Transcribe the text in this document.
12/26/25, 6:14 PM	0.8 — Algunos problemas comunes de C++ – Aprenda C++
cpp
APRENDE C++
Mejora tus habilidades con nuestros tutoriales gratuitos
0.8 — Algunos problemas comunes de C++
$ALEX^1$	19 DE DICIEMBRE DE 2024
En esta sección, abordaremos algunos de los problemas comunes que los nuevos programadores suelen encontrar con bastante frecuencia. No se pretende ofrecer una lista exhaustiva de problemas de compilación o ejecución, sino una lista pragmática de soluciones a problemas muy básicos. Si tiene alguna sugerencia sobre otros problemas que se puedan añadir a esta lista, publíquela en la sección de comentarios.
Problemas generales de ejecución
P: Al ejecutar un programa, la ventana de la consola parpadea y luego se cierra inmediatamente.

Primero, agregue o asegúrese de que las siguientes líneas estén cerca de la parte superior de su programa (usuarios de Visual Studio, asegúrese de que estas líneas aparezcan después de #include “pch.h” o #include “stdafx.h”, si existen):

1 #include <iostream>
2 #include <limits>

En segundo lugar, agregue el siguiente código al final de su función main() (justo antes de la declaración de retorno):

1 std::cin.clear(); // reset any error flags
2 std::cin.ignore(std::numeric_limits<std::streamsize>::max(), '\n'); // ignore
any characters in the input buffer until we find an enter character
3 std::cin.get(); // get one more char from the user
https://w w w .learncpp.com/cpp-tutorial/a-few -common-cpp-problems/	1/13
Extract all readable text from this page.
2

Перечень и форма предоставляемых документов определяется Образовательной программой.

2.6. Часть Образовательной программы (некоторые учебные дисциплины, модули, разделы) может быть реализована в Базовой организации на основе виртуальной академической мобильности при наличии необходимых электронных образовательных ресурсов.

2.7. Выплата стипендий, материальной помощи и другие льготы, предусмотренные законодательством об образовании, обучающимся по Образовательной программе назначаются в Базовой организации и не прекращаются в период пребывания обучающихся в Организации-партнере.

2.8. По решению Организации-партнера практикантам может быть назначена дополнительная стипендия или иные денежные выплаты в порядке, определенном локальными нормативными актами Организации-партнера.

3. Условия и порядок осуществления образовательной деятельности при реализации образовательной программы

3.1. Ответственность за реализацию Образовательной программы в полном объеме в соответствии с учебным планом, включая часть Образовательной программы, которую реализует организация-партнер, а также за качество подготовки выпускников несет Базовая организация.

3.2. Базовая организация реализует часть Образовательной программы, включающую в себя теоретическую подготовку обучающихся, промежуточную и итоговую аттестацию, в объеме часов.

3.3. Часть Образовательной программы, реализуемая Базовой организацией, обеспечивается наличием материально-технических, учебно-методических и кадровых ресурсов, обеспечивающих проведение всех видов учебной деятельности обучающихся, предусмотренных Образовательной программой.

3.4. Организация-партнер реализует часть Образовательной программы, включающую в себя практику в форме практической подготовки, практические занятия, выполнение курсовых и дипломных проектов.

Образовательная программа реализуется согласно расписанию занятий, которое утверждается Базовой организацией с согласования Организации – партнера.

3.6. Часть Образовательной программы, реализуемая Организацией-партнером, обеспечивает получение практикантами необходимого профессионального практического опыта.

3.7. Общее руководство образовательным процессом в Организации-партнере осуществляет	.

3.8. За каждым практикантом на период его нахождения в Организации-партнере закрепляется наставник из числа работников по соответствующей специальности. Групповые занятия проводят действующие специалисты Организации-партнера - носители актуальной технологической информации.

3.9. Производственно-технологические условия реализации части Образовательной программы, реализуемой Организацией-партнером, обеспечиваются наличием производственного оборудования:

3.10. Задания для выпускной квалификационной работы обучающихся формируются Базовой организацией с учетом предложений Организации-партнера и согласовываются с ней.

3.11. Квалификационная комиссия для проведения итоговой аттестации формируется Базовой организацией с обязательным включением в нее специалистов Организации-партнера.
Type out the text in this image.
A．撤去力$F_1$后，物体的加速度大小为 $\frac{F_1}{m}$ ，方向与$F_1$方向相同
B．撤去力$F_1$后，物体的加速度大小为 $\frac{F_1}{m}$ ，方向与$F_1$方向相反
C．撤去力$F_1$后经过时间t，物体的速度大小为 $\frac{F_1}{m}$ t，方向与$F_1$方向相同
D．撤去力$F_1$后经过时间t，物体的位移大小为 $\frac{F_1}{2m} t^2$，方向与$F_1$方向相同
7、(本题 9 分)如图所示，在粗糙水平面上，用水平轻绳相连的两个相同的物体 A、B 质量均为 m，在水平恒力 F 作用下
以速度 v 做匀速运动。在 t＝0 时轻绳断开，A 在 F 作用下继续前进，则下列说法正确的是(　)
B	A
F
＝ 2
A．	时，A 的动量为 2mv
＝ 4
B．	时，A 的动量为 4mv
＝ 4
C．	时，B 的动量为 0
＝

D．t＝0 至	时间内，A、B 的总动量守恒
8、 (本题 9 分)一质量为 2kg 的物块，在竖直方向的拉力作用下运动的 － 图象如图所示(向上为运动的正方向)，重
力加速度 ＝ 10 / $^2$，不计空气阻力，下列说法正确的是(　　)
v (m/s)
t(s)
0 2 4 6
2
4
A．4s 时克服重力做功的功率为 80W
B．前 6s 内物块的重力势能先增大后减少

= = =

The problem:
Repeat the whole listing exactly, keeping every line intact.

Response:
Transcribe the text in this document.
12/26/25, 6:14 PM	0.8 — Algunos problemas comunes de C++ – Aprenda C++
cpp
APRENDE C++
Mejora tus habilidades con nuestros tutoriales gratuitos
0.8 — Algunos problemas comunes de C++
$ALEX^1$	19 DE DICIEMBRE DE 2024
En esta sección, abordaremos algunos de los problemas comunes que los nuevos programadores suelen encontrar con bastante frecuencia. No se pretende ofrecer una lista exhaustiva de problemas de compilación o ejecución, sino una lista pragmática de soluciones a problemas muy básicos. Si tiene alguna sugerencia sobre otros problemas que se puedan añadir a esta lista, publíquela en la sección de comentarios.
Problemas generales de ejecución
P: Al ejecutar un programa, la ventana de la consola parpadea y luego se cierra inmediatamente.

Primero, agregue o asegúrese de que las siguientes líneas estén cerca de la parte superior de su programa (usuarios de Visual Studio, asegúrese de que estas líneas aparezcan después de #include “pch.h” o #include “stdafx.h”, si existen):

1 #include <iostream>
2 #include <limits>

En segundo lugar, agregue el siguiente código al final de su función main() (justo antes de la declaración de retorno):

1 std::cin.clear(); // reset any error flags
2 std::cin.ignore(std::numeric_limits<std::streamsize>::max(), '\n'); // ignore
any characters in the input buffer until we find an enter character
3 std::cin.get(); // get one more char from the user
https://w w w .learncpp.com/cpp-tutorial/a-few -common-cpp-problems/	1/13
Extract all readable text from this page.
2

Перечень и форма предоставляемых документов определяется Образовательной программой.

2.6. Часть Образовательной программы (некоторые учебные дисциплины, модули, разделы) может быть реализована в Базовой организации на основе виртуальной академической мобильности при наличии необходимых электронных образовательных ресурсов.

2.7. Выплата стипендий, материальной помощи и другие льготы, предусмотренные законодательством об образовании, обучающимся по Образовательной программе назначаются в Базовой организации и не прекращаются в период пребывания обучающихся в Организации-партнере.

2.8. По решению Организации-партнера практикантам может быть назначена дополнительная стипендия или иные денежные выплаты в порядке, определенном локальными нормативными актами Организации-партнера.

3. Условия и порядок осуществления образовательной деятельности при реализации образовательной программы

3.1. Ответственность за реализацию Образовательной программы в полном объеме в соответствии с учебным планом, включая часть Образовательной программы, которую реализует организация-партнер, а также за качество подготовки выпускников несет Базовая организация.

3.2. Базовая организация реализует часть Образовательной программы, включающую в себя теоретическую подготовку обучающихся, промежуточную и итоговую аттестацию, в объеме часов.

3.3. Часть Образовательной программы, реализуемая Базовой организацией, обеспечивается наличием материально-технических, учебно-методических и кадровых ресурсов, обеспечивающих проведение всех видов учебной деятельности обучающихся, предусмотренных Образовательной программой.

3.4. Организация-партнер реализует часть Образовательной программы, включающую в себя практику в форме практической подготовки, практические занятия, выполнение курсовых и дипломных проектов.

Образовательная программа реализуется согласно расписанию занятий, которое утверждается Базовой организацией с согласования Организации – партнера.

3.6. Часть Образовательной программы, реализуемая Организацией-партнером, обеспечивает получение практикантами необходимого профессионального практического опыта.

3.7. Общее руководство образовательным процессом в Организации-партнере осуществляет	.

3.8. За каждым практикантом на период его нахождения в Организации-партнере закрепляется наставник из числа работников по соответствующей специальности. Групповые занятия проводят действующие специалисты Организации-партнера - носители актуальной технологической информации.

3.9. Производственно-технологические условия реализации части Образовательной программы, реализуемой Организацией-партнером, обеспечиваются наличием производственного оборудования:

3.10. Задания для выпускной квалификационной работы обучающихся формируются Базовой организацией с учетом предложений Организации-партнера и согласовываются с ней.

3.11. Квалификационная комиссия для проведения итоговой аттестации формируется Базовой организацией с обязательным включением в нее специалистов Организации-партнера.
Type out the text in this image.
A．撤去力$F_1$后，物体的加速度大小为 $\frac{F_1}{m}$ ，方向与$F_1$方向相同
B．撤去力$F_1$后，物体的加速度大小为 $\frac{F_1}{m}$ ，方向与$F_1$方向相反
C．撤去力$F_1$后经过时间t，物体的速度大小为 $\frac{F_1}{m}$ t，方向与$F_1$方向相同
D．撤去力$F_1$后经过时间t，物体的位移大小为 $\frac{F_1}{2m} t^2$，方向与$F_1$方向相同
7、(本题 9 分)如图所示，在粗糙水平面上，用水平轻绳相连的两个相同的物体 A、B 质量均为 m，在水平恒力 F 作用下
以速度 v 做匀速运动。在 t＝0 时轻绳断开，A 在 F 作用下继续前进，则下列说法正确的是(　)
B	A
F
＝ 2
A．	时，A 的动量为 2mv
＝ 4
B．	时，A 的动量为 4mv
＝ 4
C．	时，B 的动量为 0
＝

D．t＝0 至	时间内，A、B 的总动量守恒
8、 (本题 9 分)一质量为 2kg 的物块，在竖直方向的拉力作用下运动的 － 图象如图所示(向上为运动的正方向)，重
力加速度 ＝ 10 / $^2$，不计空气阻力，下列说法正确的是(　　)
v (m/s)
t(s)
0 2 4 6
2
4
A．4s 时克服重力做功的功率为 80W
B．前 6s 内物块的重力势能先增大后减少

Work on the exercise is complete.